Task goal: What follows is a listing; restate every line of it word for word.
___ Recorded information
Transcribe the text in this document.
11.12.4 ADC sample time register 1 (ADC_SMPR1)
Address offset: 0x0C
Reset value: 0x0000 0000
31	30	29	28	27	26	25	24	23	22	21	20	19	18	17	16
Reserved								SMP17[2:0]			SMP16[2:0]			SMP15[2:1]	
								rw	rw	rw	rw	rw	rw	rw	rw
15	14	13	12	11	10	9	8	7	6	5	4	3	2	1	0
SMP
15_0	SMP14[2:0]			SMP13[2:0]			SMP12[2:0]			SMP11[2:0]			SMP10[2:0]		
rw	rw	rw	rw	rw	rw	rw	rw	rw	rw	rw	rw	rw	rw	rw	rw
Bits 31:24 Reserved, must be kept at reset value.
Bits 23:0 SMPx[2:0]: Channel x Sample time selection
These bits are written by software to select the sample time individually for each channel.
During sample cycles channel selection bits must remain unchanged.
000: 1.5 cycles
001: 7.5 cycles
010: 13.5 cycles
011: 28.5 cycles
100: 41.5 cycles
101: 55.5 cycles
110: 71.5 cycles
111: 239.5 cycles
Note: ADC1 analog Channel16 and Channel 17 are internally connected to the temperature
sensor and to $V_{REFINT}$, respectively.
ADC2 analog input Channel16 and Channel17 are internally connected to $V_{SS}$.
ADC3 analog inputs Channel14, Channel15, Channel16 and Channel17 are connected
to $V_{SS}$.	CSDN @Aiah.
______
Exercise response:
Transcribe the text in this document.
11.12.4 ADC sample time register 1 (ADC_SMPR1)
Address offset: 0x0C
Reset value: 0x0000 0000
31	30	29	28	27	26	25	24	23	22	21	20	19	18	17	16
Reserved								SMP17[2:0]			SMP16[2:0]			SMP15[2:1]	
								rw	rw	rw	rw	rw	rw	rw	rw
15	14	13	12	11	10	9	8	7	6	5	4	3	2	1	0
SMP
15_0	SMP14[2:0]			SMP13[2:0]			SMP12[2:0]			SMP11[2:0]			SMP10[2:0]		
rw	rw	rw	rw	rw	rw	rw	rw	rw	rw	rw	rw	rw	rw	rw	rw
Bits 31:24 Reserved, must be kept at reset value.
Bits 23:0 SMPx[2:0]: Channel x Sample time selection
These bits are written by software to select the sample time individually for each channel.
During sample cycles channel selection bits must remain unchanged.
000: 1.5 cycles
001: 7.5 cycles
010: 13.5 cycles
011: 28.5 cycles
100: 41.5 cycles
101: 55.5 cycles
110: 71.5 cycles
111: 239.5 cycles
Note: ADC1 analog Channel16 and Channel 17 are internally connected to the temperature
sensor and to $V_{REFINT}$, respectively.
ADC2 analog input Channel16 and Channel17 are internally connected to $V_{SS}$.
ADC3 analog inputs Channel14, Channel15, Channel16 and Channel17 are connected
to $V_{SS}$.	CSDN @Aiah.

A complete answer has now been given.